# Written instruction:
Tally the lines in the following entries that include the word "opérationnels"; state only the total.

Excerpts from a figure dataset
* * *

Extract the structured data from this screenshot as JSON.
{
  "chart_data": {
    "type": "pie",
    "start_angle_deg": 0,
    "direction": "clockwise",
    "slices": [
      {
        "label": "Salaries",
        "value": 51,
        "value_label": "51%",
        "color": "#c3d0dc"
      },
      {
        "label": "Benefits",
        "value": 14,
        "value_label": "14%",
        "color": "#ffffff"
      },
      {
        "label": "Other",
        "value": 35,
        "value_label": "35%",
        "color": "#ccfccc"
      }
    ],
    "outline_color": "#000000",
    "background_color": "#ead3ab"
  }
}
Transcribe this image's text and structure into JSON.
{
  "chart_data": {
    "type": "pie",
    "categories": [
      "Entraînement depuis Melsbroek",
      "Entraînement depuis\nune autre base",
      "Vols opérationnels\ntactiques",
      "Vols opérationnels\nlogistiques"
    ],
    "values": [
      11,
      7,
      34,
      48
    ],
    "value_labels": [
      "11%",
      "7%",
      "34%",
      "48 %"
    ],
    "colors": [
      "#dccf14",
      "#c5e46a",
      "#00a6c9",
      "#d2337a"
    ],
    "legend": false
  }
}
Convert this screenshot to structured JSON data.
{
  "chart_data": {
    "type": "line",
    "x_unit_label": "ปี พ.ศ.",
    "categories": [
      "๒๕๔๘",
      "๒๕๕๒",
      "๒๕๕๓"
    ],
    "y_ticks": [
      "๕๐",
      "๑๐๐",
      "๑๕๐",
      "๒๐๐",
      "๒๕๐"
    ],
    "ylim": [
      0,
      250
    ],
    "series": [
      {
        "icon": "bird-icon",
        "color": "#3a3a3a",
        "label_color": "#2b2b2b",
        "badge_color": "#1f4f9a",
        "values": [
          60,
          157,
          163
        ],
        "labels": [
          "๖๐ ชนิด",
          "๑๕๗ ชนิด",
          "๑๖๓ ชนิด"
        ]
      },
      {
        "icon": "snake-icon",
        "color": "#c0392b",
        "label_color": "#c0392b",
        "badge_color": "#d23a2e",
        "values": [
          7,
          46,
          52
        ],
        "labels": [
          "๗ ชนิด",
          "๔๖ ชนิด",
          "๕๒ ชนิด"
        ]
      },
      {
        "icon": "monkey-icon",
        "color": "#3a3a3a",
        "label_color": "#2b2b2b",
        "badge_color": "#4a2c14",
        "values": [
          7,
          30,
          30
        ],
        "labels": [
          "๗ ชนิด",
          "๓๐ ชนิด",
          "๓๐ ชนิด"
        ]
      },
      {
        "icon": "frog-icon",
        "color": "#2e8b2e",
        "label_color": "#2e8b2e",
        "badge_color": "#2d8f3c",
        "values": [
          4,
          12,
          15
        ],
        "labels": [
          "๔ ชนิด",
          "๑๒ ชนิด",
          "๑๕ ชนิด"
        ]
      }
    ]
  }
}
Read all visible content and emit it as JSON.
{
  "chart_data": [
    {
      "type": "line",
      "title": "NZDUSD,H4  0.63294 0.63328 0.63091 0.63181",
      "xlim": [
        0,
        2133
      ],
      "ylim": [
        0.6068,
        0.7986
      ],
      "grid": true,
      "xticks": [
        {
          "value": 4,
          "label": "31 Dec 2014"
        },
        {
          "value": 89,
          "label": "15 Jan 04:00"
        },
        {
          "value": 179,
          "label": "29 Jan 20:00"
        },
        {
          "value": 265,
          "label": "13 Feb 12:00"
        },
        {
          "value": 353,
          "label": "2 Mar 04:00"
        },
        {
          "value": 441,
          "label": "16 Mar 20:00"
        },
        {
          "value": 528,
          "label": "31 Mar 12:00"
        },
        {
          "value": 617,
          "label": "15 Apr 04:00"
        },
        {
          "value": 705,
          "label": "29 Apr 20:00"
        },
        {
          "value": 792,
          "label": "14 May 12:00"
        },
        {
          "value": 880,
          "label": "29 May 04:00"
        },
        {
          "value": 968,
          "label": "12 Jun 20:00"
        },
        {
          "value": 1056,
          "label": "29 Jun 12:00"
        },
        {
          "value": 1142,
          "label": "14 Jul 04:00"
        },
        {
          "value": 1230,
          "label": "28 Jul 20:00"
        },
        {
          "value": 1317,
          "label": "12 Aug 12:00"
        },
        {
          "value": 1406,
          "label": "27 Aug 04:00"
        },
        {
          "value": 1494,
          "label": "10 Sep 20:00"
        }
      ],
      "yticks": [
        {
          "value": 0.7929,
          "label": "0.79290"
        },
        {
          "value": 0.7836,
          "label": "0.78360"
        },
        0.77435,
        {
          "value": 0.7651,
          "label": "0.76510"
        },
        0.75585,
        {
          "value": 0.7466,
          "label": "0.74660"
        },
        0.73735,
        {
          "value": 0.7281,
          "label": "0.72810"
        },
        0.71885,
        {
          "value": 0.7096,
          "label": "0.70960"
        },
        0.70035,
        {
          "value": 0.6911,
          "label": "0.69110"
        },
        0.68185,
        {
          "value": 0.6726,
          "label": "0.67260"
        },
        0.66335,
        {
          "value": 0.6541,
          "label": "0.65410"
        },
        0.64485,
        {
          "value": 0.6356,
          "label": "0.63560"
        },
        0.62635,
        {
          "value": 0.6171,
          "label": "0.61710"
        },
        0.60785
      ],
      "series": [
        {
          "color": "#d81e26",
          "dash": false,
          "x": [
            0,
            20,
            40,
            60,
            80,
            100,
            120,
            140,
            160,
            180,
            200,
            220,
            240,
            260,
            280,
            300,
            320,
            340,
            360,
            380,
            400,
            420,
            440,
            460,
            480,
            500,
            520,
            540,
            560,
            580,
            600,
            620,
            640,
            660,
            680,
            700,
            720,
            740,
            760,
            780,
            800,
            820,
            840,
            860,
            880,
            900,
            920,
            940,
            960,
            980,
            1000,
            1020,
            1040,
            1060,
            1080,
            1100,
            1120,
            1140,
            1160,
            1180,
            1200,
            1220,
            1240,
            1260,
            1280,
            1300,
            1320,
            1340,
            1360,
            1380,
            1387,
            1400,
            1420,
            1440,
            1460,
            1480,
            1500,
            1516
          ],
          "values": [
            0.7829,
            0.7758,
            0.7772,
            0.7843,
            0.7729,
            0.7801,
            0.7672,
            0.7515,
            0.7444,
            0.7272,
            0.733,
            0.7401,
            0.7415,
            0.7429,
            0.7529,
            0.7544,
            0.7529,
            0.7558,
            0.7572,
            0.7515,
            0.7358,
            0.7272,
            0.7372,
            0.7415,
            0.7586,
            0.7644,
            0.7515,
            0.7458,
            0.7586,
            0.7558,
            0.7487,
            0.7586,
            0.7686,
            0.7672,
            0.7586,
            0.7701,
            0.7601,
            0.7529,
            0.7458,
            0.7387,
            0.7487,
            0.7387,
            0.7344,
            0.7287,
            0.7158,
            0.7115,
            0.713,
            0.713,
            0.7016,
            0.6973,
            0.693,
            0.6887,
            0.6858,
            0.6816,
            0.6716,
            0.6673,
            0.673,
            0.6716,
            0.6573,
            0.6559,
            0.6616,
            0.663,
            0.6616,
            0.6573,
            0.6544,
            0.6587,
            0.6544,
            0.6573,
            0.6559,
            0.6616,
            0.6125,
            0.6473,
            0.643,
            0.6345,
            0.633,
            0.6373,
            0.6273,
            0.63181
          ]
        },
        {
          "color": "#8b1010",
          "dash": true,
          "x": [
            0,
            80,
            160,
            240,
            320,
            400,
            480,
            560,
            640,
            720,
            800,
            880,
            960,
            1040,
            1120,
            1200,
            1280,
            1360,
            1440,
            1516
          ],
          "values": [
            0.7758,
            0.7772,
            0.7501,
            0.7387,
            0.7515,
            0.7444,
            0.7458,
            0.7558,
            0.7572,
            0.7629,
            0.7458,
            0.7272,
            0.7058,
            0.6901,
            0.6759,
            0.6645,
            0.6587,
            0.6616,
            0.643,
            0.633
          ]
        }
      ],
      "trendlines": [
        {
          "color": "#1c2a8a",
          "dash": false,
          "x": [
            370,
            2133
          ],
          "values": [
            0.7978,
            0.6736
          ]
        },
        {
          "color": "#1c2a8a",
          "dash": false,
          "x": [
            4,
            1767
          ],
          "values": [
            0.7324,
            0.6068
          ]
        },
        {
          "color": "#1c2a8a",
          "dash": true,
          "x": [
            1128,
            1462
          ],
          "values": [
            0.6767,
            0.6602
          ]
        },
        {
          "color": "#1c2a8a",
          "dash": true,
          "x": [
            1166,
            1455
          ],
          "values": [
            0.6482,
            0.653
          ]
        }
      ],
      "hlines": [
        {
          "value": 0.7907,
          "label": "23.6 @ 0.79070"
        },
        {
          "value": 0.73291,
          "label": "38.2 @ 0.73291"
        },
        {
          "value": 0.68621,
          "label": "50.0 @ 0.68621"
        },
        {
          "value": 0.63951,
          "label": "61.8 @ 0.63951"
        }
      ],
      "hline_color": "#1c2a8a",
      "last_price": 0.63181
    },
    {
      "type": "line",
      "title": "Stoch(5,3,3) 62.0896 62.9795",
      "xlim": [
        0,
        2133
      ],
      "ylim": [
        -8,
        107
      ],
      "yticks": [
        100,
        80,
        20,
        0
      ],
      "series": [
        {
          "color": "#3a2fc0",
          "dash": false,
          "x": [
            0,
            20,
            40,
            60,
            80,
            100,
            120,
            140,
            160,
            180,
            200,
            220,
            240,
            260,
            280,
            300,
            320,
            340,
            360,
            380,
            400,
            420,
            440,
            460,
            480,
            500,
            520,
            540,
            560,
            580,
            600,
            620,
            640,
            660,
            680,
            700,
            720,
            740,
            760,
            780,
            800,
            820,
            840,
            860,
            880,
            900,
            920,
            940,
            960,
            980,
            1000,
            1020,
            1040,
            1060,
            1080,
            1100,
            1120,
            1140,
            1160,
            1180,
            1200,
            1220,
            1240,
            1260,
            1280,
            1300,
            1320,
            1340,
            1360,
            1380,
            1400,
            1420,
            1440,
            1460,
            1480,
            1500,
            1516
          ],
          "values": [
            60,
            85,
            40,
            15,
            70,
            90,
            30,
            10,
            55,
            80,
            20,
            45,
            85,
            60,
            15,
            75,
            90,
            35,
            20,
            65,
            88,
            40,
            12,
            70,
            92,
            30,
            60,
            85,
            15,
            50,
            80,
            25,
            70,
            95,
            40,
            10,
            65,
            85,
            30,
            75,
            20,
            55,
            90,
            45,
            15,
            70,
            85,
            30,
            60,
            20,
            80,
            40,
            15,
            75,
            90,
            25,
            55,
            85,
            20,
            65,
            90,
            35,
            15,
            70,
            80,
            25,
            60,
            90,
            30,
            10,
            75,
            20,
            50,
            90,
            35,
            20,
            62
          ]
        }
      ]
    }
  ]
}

* * *

# Expected answer:
2